Collected data:
• • • • •
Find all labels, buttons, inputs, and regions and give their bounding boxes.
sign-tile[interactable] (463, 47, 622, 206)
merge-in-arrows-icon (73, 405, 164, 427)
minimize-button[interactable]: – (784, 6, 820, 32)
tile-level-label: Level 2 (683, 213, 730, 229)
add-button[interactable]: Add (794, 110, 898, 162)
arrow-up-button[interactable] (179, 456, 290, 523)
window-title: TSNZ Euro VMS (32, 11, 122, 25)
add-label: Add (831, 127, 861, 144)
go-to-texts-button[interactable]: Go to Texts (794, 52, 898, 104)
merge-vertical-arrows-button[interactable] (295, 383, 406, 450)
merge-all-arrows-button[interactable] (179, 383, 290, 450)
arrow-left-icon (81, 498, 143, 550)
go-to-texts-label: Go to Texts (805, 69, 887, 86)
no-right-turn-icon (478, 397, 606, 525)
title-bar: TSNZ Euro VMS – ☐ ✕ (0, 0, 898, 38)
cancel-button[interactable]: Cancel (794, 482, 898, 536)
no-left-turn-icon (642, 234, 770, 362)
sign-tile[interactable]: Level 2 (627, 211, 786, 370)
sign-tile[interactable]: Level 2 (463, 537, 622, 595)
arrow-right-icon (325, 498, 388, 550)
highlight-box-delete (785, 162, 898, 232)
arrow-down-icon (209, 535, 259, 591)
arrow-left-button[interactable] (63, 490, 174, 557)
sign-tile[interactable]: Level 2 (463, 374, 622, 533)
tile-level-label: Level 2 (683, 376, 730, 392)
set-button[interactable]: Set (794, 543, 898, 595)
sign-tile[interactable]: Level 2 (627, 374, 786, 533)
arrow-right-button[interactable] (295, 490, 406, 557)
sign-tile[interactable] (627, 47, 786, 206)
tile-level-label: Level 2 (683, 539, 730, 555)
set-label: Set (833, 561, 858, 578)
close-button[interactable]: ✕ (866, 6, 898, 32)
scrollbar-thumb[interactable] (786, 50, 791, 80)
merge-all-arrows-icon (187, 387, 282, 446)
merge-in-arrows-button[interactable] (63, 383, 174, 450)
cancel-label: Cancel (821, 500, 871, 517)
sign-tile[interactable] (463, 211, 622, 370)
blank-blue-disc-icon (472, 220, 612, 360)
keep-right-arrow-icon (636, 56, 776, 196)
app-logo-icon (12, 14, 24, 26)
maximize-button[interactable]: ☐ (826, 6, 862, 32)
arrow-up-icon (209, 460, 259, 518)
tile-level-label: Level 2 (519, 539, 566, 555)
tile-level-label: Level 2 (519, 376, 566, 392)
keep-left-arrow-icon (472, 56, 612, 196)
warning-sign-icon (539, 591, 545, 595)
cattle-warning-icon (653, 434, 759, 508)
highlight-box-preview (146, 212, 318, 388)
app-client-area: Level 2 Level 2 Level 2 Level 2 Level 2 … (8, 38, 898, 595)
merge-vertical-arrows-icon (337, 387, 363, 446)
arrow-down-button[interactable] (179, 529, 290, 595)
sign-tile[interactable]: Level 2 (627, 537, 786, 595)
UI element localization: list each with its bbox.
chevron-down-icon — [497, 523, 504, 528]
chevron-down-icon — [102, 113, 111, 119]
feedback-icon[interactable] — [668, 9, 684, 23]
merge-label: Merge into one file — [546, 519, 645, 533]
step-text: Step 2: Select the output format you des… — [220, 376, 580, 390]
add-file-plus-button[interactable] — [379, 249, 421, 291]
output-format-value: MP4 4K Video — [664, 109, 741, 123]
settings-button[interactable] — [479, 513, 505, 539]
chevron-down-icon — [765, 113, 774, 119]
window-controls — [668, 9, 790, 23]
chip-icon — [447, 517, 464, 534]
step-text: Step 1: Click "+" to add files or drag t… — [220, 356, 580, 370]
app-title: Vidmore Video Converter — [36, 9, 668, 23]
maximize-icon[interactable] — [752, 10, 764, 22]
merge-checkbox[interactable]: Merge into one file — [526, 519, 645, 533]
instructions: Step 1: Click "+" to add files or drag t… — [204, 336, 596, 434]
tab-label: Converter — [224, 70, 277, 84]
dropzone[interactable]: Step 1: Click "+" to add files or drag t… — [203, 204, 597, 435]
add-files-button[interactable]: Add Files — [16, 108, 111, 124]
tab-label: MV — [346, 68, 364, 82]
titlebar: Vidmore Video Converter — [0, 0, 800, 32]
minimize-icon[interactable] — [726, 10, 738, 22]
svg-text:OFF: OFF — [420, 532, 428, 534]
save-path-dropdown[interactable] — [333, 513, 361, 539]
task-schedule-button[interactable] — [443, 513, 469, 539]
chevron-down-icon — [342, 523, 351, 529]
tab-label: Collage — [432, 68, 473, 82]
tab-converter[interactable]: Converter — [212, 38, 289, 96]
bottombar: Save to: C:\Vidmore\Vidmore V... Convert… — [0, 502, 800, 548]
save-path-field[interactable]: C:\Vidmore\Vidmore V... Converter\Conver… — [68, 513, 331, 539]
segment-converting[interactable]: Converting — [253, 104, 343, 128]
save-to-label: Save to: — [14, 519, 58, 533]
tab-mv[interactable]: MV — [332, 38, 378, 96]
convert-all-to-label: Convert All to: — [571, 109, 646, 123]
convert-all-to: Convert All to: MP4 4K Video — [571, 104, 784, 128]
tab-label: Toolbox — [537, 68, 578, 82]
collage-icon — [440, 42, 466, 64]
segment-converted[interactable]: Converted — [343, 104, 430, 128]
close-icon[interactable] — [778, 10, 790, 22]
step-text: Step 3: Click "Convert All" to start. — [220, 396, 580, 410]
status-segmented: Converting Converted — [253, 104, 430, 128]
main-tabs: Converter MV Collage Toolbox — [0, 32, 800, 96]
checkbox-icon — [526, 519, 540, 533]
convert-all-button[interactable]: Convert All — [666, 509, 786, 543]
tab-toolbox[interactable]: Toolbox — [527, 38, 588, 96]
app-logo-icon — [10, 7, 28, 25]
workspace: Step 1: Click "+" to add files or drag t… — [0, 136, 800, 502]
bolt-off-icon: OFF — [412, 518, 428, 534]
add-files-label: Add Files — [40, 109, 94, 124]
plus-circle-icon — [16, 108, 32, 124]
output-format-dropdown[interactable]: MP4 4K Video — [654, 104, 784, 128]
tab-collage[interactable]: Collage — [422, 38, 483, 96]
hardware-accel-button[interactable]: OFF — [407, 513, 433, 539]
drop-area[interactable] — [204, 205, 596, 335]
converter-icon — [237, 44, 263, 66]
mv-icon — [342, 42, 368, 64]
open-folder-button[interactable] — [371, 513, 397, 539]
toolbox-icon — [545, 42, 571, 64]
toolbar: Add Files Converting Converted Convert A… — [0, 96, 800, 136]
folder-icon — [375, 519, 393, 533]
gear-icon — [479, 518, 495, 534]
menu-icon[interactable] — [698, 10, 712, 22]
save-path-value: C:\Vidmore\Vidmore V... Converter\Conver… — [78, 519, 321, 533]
• • • • •
- What you need to do: Extract every line of the listing above that contains the string "Level". Case counts.

- Task answer:
tile-level-label: Level 2 (683, 213, 730, 229)
sign-tile[interactable]: Level 2 (627, 211, 786, 370)
sign-tile[interactable]: Level 2 (463, 537, 622, 595)
sign-tile[interactable]: Level 2 (463, 374, 622, 533)
tile-level-label: Level 2 (683, 376, 730, 392)
sign-tile[interactable]: Level 2 (627, 374, 786, 533)
tile-level-label: Level 2 (683, 539, 730, 555)
tile-level-label: Level 2 (519, 539, 566, 555)
tile-level-label: Level 2 (519, 376, 566, 392)
app-client-area: Level 2 Level 2 Level 2 Level 2 Level 2 … (8, 38, 898, 595)
sign-tile[interactable]: Level 2 (627, 537, 786, 595)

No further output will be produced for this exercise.